# Start of ENTRIES PROVIDED
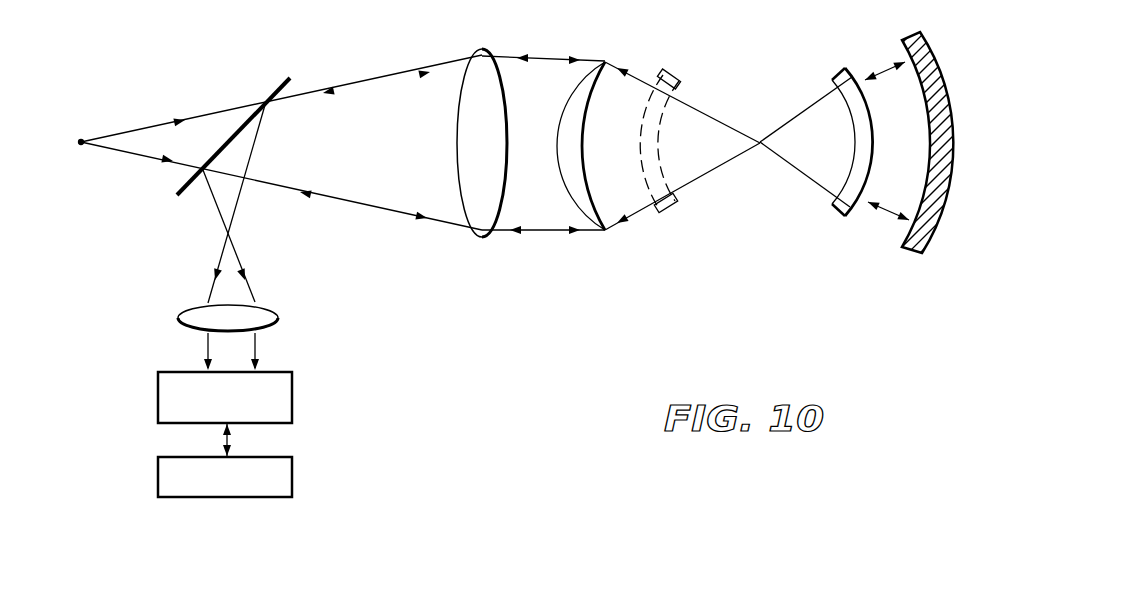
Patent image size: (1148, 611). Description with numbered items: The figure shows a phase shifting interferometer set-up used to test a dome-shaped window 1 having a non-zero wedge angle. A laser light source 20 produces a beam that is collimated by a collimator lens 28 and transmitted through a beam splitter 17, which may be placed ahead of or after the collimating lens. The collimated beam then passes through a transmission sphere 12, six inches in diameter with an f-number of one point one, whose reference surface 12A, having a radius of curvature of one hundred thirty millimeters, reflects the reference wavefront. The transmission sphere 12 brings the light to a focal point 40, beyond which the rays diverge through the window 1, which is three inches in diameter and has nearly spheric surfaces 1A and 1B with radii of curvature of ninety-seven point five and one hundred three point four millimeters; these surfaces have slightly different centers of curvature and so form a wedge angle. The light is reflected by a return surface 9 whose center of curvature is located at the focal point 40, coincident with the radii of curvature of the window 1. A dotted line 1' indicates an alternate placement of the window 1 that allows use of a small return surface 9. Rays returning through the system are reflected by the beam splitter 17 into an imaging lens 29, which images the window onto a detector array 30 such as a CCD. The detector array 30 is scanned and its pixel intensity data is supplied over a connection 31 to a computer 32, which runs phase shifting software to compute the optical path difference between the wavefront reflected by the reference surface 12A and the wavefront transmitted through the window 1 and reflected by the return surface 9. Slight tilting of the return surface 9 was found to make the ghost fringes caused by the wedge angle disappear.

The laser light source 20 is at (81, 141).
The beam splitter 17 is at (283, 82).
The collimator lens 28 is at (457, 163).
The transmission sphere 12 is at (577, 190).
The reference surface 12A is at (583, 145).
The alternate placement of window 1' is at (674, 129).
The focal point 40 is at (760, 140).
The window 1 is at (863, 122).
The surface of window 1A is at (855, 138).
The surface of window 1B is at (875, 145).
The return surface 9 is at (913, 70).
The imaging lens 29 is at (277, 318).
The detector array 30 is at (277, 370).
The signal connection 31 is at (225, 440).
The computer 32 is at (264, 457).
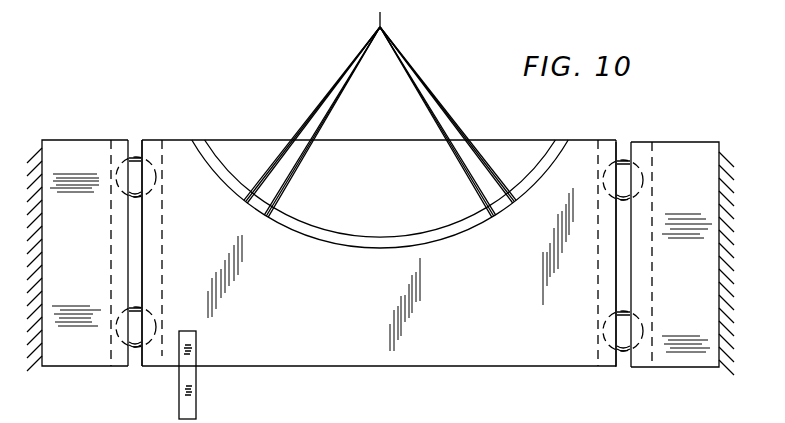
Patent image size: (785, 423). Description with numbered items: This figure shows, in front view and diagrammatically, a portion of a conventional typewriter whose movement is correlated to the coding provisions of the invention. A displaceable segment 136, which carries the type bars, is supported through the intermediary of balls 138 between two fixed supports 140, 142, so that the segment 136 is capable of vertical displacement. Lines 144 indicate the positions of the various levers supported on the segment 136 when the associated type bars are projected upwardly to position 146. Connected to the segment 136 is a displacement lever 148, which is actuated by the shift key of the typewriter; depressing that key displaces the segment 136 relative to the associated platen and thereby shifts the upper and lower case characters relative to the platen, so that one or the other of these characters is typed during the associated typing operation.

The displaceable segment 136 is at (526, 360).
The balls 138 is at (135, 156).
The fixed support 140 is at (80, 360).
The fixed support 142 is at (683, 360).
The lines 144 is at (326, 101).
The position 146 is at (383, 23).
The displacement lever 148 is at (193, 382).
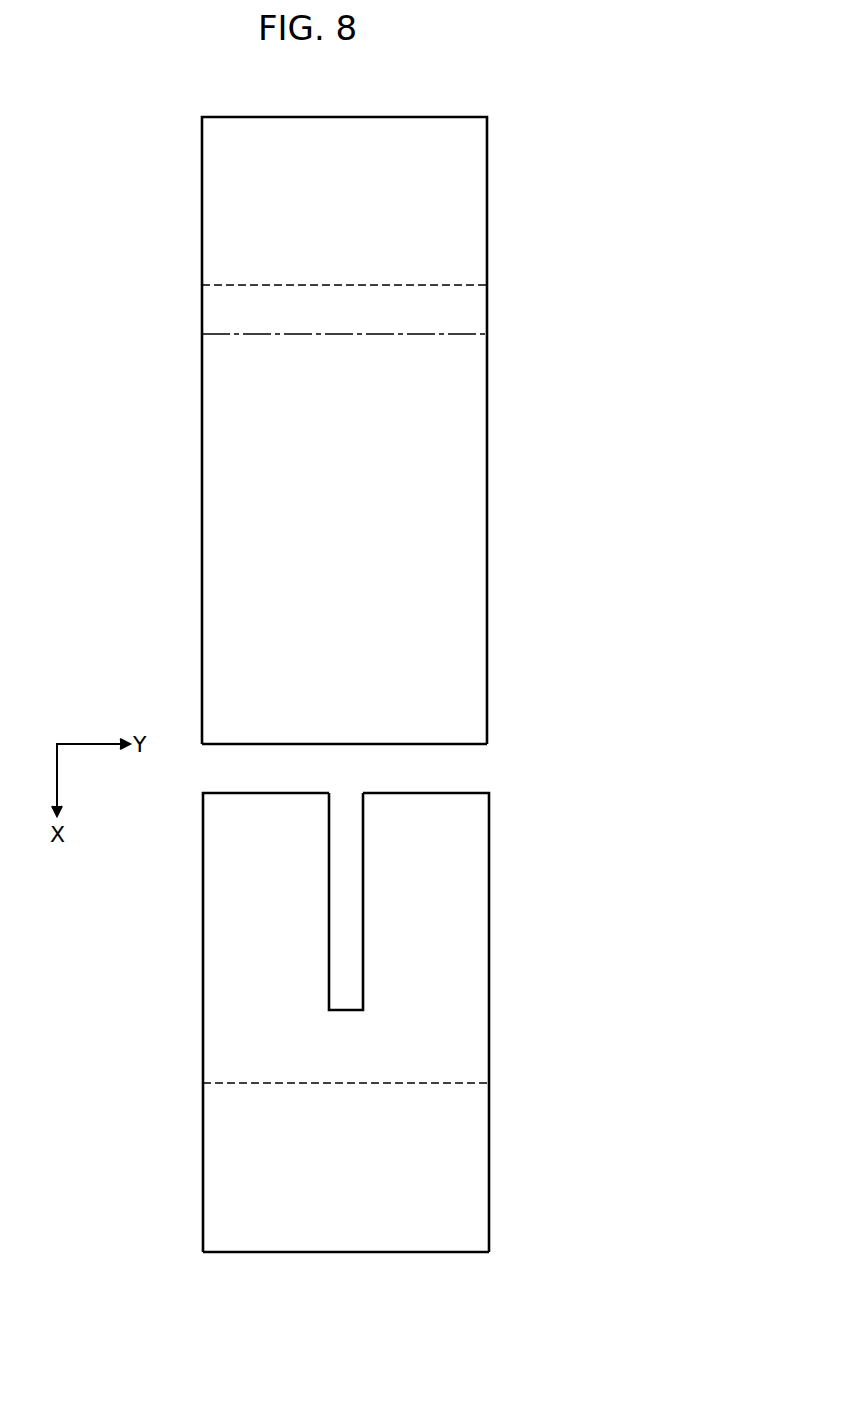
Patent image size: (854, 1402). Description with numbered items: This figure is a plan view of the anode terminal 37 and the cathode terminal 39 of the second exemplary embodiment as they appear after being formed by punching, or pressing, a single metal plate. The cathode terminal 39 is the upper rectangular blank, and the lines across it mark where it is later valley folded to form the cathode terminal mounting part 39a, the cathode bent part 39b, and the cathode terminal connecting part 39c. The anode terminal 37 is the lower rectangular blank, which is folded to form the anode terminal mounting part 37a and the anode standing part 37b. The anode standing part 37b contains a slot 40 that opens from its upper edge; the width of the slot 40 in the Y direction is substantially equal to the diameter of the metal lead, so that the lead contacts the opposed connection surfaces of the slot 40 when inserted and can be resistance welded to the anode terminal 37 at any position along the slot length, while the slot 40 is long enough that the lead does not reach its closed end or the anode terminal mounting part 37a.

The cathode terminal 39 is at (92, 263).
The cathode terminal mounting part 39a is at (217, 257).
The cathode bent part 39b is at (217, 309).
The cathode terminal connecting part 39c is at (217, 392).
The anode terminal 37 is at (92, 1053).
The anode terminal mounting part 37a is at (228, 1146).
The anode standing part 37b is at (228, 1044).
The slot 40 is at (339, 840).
# End of ENTRIES PROVIDED
WHAT THE EXERCISE ASKS
In the rows above, how many lines contain the string "connecting" with the same capitalization? Give only the number.

ANSWER
2